• [Work to do]: Repeat the material below exactly, with no pictures.

■ ■ ■ ■ ■ ■ ■

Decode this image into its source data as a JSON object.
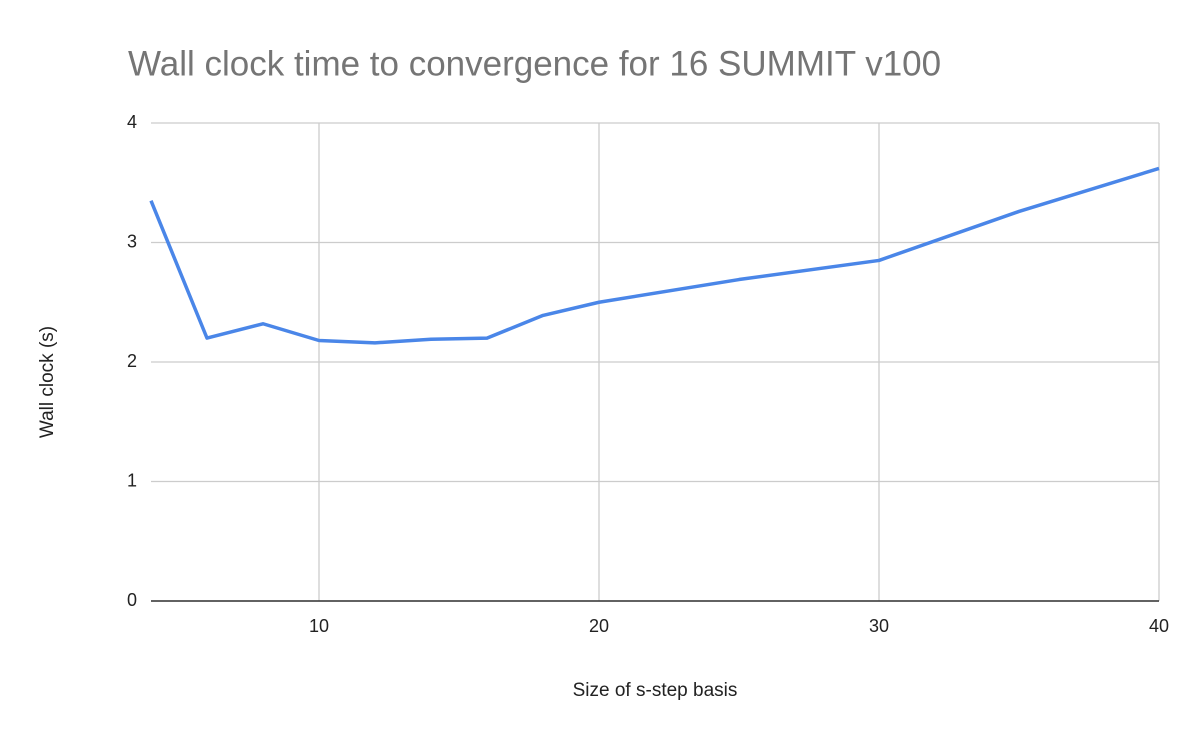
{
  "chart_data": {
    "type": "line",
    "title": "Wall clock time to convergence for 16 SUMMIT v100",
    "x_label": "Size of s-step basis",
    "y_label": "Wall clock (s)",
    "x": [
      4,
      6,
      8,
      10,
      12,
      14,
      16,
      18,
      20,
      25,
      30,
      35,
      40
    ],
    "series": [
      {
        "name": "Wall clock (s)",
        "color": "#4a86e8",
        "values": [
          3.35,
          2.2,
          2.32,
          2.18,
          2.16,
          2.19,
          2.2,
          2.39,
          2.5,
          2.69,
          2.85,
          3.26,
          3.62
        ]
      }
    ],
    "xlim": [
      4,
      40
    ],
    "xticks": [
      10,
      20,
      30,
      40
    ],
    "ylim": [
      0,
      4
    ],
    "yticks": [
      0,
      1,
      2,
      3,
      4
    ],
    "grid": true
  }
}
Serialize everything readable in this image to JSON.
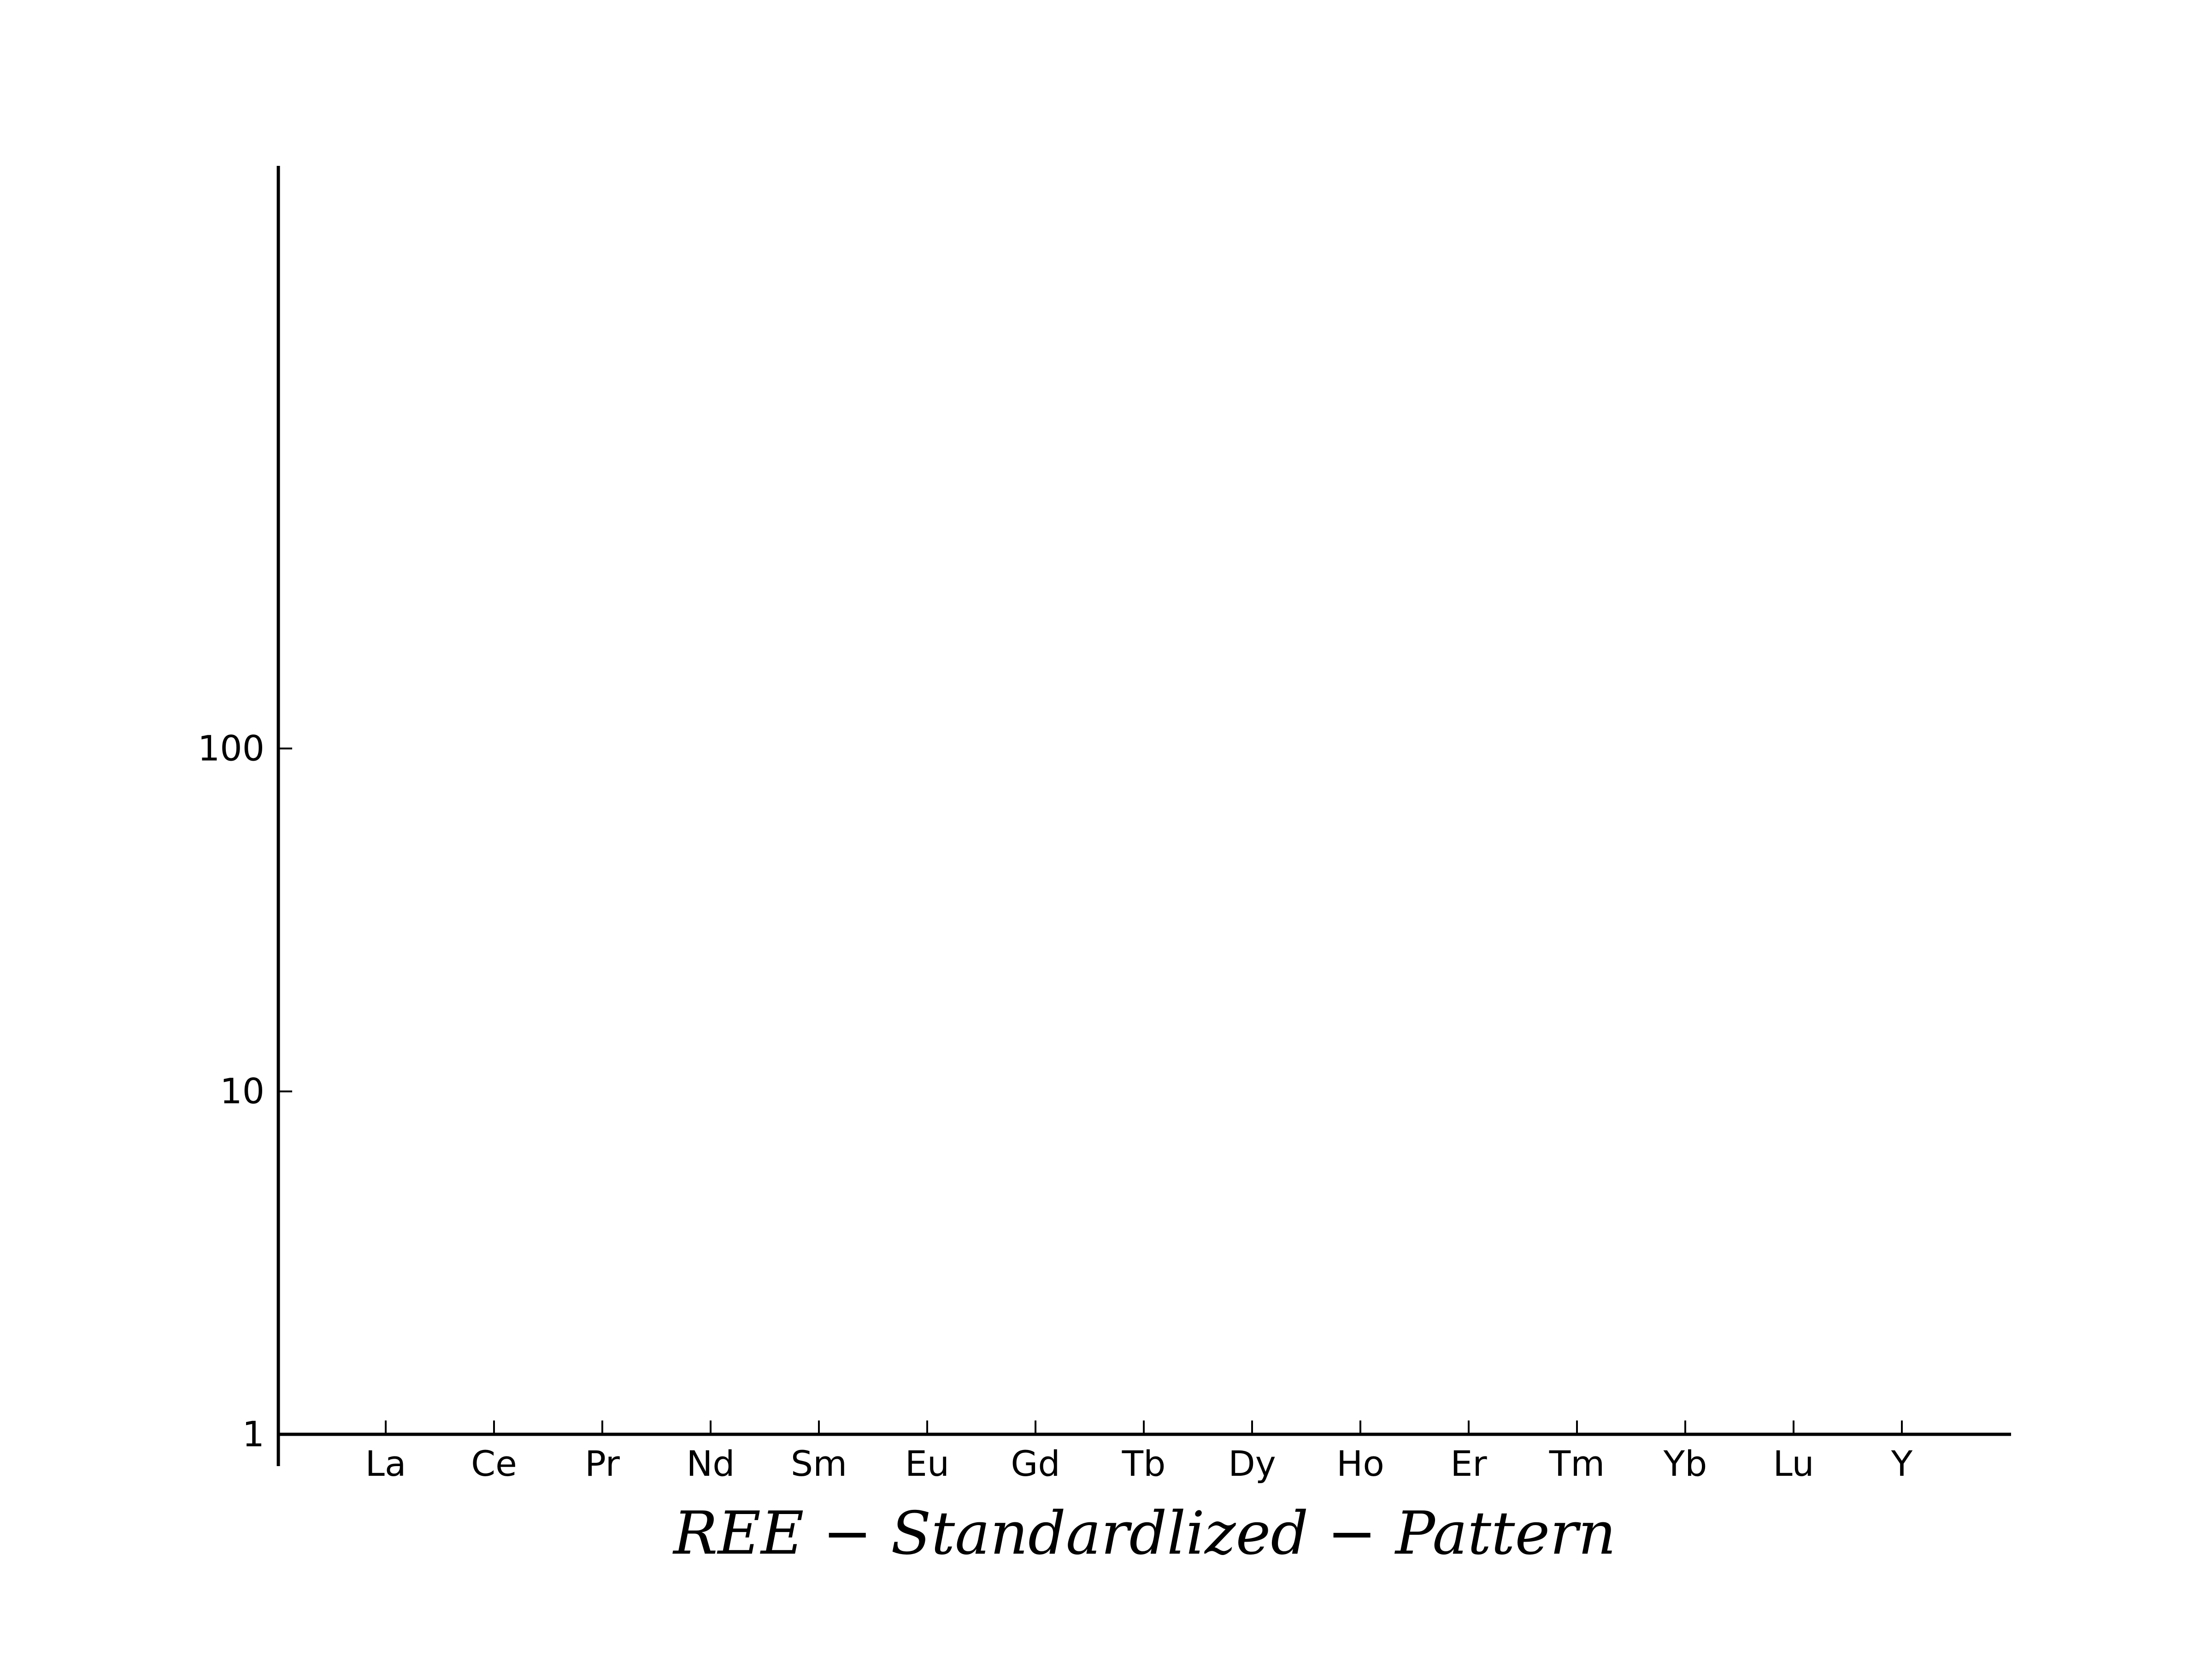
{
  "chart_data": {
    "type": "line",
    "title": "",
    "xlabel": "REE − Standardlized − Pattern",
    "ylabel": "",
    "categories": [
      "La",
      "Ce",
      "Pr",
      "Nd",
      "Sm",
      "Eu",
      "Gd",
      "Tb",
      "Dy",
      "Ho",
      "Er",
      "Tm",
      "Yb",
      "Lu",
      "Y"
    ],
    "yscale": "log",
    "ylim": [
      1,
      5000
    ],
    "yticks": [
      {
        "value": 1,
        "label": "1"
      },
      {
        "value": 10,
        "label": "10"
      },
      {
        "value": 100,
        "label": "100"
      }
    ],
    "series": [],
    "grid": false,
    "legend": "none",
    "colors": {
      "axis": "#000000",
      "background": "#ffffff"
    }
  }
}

■ ■ ■ ■ ■ ■ ■

• [Reply to the task]:
Decode this image into its source data as a JSON object.
{
  "chart_data": {
    "type": "line",
    "title": "Wall clock time to convergence for 16 SUMMIT v100",
    "x_label": "Size of s-step basis",
    "y_label": "Wall clock (s)",
    "x": [
      4,
      6,
      8,
      10,
      12,
      14,
      16,
      18,
      20,
      25,
      30,
      35,
      40
    ],
    "series": [
      {
        "name": "Wall clock (s)",
        "color": "#4a86e8",
        "values": [
          3.35,
          2.2,
          2.32,
          2.18,
          2.16,
          2.19,
          2.2,
          2.39,
          2.5,
          2.69,
          2.85,
          3.26,
          3.62
        ]
      }
    ],
    "xlim": [
      4,
      40
    ],
    "xticks": [
      10,
      20,
      30,
      40
    ],
    "ylim": [
      0,
      4
    ],
    "yticks": [
      0,
      1,
      2,
      3,
      4
    ],
    "grid": true
  }
}
Serialize everything readable in this image to JSON.
{
  "chart_data": {
    "type": "line",
    "title": "",
    "xlabel": "REE − Standardlized − Pattern",
    "ylabel": "",
    "categories": [
      "La",
      "Ce",
      "Pr",
      "Nd",
      "Sm",
      "Eu",
      "Gd",
      "Tb",
      "Dy",
      "Ho",
      "Er",
      "Tm",
      "Yb",
      "Lu",
      "Y"
    ],
    "yscale": "log",
    "ylim": [
      1,
      5000
    ],
    "yticks": [
      {
        "value": 1,
        "label": "1"
      },
      {
        "value": 10,
        "label": "10"
      },
      {
        "value": 100,
        "label": "100"
      }
    ],
    "series": [],
    "grid": false,
    "legend": "none",
    "colors": {
      "axis": "#000000",
      "background": "#ffffff"
    }
  }
}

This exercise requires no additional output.